■ **Problem statement**
Transcribe the records below exactly as they appear, omitting any pictures.

■ **Data for processing**
═══

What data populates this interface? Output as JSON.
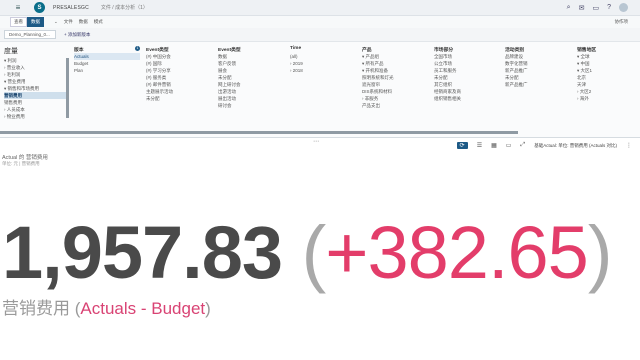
{
  "shell": {
    "brand": "PRESALESGC",
    "breadcrumb": "文件  /  成本分析（1）"
  },
  "toolbar": {
    "tab_view": "查看",
    "tab_edit": "数据",
    "menu_file": "文件",
    "menu_data": "数据",
    "menu_mode": "模式",
    "right": "协作项"
  },
  "storybar": {
    "story_tab": "Demo_Planning_0...",
    "add_label": "+  添加新版本"
  },
  "filters": {
    "measure": {
      "header": "度量",
      "rows": [
        "▾  利润",
        "   ›  营业收入",
        "   ›  毛利润",
        "   ▾  营业费用",
        "      ▾  销售和市场费用",
        "            营销费用",
        "            销售费用",
        "      ›  人员成本",
        "      ›  物业费用"
      ],
      "selected_index": 5
    },
    "version": {
      "header": "版本",
      "rows": [
        "Actuals",
        "Budget",
        "Plan"
      ],
      "selected_index": 0,
      "badge": "1"
    },
    "event_type": {
      "header": "Event类型",
      "rows": [
        "(#) 中国分会",
        "(#) 国际",
        "(#) 学习分享",
        "(#) 服务类",
        "(#) 邮件营销",
        "主题展示活动",
        "未分配"
      ]
    },
    "event": {
      "header": "Event类型",
      "rows": [
        "数据",
        "客户反馈",
        "展会",
        "未分配",
        "网上研讨会",
        "出游活动",
        "展出活动",
        "研讨会"
      ]
    },
    "time": {
      "header": "Time",
      "rows": [
        "(all)",
        "   ›  2019",
        "   ›  2018"
      ]
    },
    "product": {
      "header": "产品",
      "rows": [
        "▾  产品组",
        "   ▾  所有产品",
        "      ▾  开机和准备",
        "            照明系统和灯光",
        "            遮光窗帘",
        "            DIS系统和材料",
        "   ›  非服务",
        "      产品支出"
      ]
    },
    "sales_org": {
      "header": "市场部分",
      "rows": [
        "全国市场",
        "公立市场",
        "员工和服务",
        "未分配",
        "其它组织",
        "经销商家及商",
        "组织销售相关"
      ]
    },
    "sales_channel": {
      "header": "活动类别",
      "rows": [
        "品牌建设",
        "数字化营销",
        "新产品推广",
        "未分配",
        "新产品推广"
      ]
    },
    "region": {
      "header": "销售地区",
      "rows": [
        "▾  全球",
        "   ▾  中国",
        "      ▾  大区1",
        "            北京",
        "            天津",
        "      ›  大区2",
        "   ›  海外"
      ]
    }
  },
  "widget": {
    "header": "Actual 的 营销费用",
    "subheader": "单位: 元 | 营销费用",
    "context": "基础Actual: 单位: 营销费用 (Actuals 对比)",
    "value": "1,957.83",
    "open_paren": "(",
    "delta": "+382.65",
    "close_paren": ")",
    "caption_measure": "营销费用",
    "caption_compare": "Actuals - Budget",
    "colors": {
      "value": "#4a4a4a",
      "delta": "#e33d6a",
      "accent": "#1d5a86"
    }
  }
}
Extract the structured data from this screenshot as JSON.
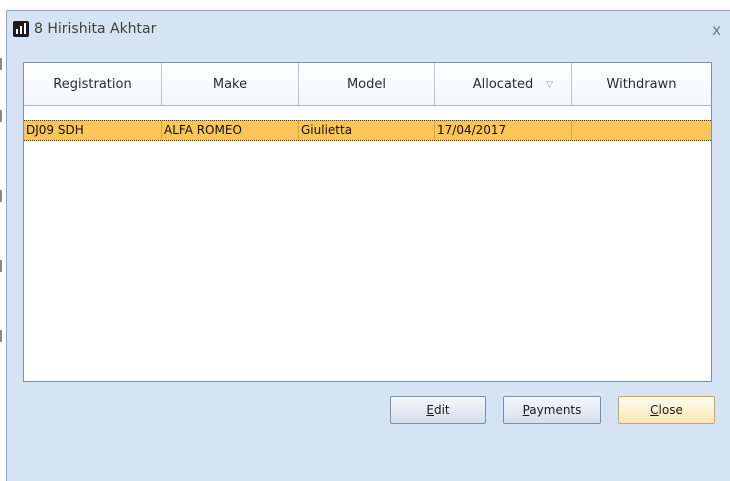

═══

■ **Exercise response**
What data populates this interface? Output as JSON.
{
  "shell": {
    "brand": "PRESALESGC",
    "breadcrumb": "文件  /  成本分析（1）"
  },
  "toolbar": {
    "tab_view": "查看",
    "tab_edit": "数据",
    "menu_file": "文件",
    "menu_data": "数据",
    "menu_mode": "模式",
    "right": "协作项"
  },
  "storybar": {
    "story_tab": "Demo_Planning_0...",
    "add_label": "+  添加新版本"
  },
  "filters": {
    "measure": {
      "header": "度量",
      "rows": [
        "▾  利润",
        "   ›  营业收入",
        "   ›  毛利润",
        "   ▾  营业费用",
        "      ▾  销售和市场费用",
        "            营销费用",
        "            销售费用",
        "      ›  人员成本",
        "      ›  物业费用"
      ],
      "selected_index": 5
    },
    "version": {
      "header": "版本",
      "rows": [
        "Actuals",
        "Budget",
        "Plan"
      ],
      "selected_index": 0,
      "badge": "1"
    },
    "event_type": {
      "header": "Event类型",
      "rows": [
        "(#) 中国分会",
        "(#) 国际",
        "(#) 学习分享",
        "(#) 服务类",
        "(#) 邮件营销",
        "主题展示活动",
        "未分配"
      ]
    },
    "event": {
      "header": "Event类型",
      "rows": [
        "数据",
        "客户反馈",
        "展会",
        "未分配",
        "网上研讨会",
        "出游活动",
        "展出活动",
        "研讨会"
      ]
    },
    "time": {
      "header": "Time",
      "rows": [
        "(all)",
        "   ›  2019",
        "   ›  2018"
      ]
    },
    "product": {
      "header": "产品",
      "rows": [
        "▾  产品组",
        "   ▾  所有产品",
        "      ▾  开机和准备",
        "            照明系统和灯光",
        "            遮光窗帘",
        "            DIS系统和材料",
        "   ›  非服务",
        "      产品支出"
      ]
    },
    "sales_org": {
      "header": "市场部分",
      "rows": [
        "全国市场",
        "公立市场",
        "员工和服务",
        "未分配",
        "其它组织",
        "经销商家及商",
        "组织销售相关"
      ]
    },
    "sales_channel": {
      "header": "活动类别",
      "rows": [
        "品牌建设",
        "数字化营销",
        "新产品推广",
        "未分配",
        "新产品推广"
      ]
    },
    "region": {
      "header": "销售地区",
      "rows": [
        "▾  全球",
        "   ▾  中国",
        "      ▾  大区1",
        "            北京",
        "            天津",
        "      ›  大区2",
        "   ›  海外"
      ]
    }
  },
  "widget": {
    "header": "Actual 的 营销费用",
    "subheader": "单位: 元 | 营销费用",
    "context": "基础Actual: 单位: 营销费用 (Actuals 对比)",
    "value": "1,957.83",
    "open_paren": "(",
    "delta": "+382.65",
    "close_paren": ")",
    "caption_measure": "营销费用",
    "caption_compare": "Actuals - Budget",
    "colors": {
      "value": "#4a4a4a",
      "delta": "#e33d6a",
      "accent": "#1d5a86"
    }
  }
}
Extract the structured data from this screenshot as JSON.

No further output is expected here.